-- START OF Record list --

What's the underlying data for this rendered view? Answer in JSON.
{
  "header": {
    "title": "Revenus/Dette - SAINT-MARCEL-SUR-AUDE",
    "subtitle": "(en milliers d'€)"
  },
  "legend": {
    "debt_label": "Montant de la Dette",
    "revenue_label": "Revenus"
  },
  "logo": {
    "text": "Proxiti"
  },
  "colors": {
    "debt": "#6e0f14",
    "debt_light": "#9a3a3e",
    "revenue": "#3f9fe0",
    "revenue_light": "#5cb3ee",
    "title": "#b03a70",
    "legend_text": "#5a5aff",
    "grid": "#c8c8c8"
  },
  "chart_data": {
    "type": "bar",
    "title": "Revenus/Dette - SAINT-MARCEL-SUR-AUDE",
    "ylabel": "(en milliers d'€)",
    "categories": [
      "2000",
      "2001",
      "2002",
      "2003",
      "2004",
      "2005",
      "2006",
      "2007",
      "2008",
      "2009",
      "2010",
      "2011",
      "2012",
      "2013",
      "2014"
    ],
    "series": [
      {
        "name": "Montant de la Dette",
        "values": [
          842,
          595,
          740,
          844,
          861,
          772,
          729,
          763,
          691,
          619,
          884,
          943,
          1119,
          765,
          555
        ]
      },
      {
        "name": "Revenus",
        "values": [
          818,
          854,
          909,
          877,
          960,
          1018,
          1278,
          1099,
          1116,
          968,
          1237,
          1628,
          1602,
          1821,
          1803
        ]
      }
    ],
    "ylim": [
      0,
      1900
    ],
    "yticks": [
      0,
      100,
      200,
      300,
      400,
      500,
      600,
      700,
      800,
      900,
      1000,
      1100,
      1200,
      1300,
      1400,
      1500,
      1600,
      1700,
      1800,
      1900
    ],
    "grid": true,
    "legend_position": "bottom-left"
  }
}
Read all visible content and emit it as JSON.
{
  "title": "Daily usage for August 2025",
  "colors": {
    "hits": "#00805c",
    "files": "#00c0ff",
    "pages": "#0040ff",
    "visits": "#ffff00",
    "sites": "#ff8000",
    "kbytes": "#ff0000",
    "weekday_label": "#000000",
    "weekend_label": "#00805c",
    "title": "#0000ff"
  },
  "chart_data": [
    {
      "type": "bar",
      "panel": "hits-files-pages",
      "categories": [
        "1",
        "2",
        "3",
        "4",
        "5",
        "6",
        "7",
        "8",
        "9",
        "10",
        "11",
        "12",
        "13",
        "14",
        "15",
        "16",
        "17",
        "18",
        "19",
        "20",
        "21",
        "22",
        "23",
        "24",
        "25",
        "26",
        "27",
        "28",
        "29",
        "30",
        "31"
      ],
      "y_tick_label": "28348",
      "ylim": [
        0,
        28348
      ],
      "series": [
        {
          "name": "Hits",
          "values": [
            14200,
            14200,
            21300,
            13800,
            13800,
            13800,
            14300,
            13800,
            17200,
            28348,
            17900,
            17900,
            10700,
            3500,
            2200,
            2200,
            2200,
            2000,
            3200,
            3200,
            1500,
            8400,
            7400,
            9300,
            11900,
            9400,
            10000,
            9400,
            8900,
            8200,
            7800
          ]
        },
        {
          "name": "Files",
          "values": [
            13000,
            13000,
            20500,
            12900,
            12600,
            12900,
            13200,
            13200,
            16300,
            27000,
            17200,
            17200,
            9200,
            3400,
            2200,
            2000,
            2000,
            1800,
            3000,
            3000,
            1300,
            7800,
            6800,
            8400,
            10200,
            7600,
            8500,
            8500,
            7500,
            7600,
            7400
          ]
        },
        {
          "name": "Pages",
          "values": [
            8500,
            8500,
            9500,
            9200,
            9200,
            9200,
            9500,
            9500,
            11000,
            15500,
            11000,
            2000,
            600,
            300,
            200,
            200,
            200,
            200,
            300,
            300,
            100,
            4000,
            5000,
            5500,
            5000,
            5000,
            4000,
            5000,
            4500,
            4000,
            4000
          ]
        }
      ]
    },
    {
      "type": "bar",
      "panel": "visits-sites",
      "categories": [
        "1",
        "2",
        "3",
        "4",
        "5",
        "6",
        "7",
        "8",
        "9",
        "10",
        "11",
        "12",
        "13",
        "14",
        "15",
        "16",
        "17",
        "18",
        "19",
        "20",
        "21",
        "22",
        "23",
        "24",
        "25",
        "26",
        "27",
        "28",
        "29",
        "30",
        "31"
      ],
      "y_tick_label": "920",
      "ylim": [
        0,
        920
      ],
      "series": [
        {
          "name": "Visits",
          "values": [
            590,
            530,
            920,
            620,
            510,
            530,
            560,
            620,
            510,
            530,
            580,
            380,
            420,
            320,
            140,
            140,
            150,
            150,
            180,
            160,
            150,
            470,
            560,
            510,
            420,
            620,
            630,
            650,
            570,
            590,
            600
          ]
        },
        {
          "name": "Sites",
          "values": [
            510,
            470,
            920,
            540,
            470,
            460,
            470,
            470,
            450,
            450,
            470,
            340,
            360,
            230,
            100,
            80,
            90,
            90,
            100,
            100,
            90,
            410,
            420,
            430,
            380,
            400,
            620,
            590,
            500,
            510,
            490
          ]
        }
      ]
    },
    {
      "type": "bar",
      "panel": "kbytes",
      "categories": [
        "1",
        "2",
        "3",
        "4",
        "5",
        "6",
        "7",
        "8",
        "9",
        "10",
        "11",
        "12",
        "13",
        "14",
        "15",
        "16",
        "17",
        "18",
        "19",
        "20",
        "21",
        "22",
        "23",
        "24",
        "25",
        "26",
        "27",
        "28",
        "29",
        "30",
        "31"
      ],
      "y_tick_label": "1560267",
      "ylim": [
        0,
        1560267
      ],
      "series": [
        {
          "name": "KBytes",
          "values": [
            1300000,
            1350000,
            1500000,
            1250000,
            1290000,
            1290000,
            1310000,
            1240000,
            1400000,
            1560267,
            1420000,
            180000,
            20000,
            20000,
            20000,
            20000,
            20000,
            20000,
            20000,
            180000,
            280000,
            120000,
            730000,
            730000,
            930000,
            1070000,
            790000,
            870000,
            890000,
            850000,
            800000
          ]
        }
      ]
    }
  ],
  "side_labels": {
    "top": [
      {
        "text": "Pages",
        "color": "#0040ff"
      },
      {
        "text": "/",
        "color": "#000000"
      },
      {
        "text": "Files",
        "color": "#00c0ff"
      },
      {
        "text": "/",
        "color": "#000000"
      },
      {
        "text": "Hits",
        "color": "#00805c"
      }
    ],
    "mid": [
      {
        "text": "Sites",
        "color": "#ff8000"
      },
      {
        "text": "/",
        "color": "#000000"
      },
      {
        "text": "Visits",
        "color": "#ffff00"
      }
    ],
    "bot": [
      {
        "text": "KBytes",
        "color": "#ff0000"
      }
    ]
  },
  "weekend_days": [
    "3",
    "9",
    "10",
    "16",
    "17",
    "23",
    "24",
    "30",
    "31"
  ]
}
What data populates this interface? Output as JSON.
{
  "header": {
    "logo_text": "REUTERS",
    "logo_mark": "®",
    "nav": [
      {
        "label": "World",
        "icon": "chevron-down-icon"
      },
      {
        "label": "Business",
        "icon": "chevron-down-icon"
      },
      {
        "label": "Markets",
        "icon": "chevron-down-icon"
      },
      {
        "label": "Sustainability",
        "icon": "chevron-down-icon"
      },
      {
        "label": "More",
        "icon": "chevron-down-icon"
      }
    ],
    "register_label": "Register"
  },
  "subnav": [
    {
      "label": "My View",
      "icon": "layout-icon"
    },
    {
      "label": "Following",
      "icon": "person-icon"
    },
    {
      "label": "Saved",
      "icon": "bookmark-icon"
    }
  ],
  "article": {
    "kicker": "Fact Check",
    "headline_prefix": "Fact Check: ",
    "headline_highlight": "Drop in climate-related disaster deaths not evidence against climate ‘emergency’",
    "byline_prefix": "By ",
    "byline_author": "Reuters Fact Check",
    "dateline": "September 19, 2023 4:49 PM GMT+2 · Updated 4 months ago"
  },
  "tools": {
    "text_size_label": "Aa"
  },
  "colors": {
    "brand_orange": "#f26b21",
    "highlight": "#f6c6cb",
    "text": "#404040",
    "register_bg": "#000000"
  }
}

-- END OF Record list --

== Task brief ==
Reproduce each line of the entries in which the word "What" is found.

== Expected output ==
What's the underlying data for this rendered view? Answer in JSON.
What data populates this interface? Output as JSON.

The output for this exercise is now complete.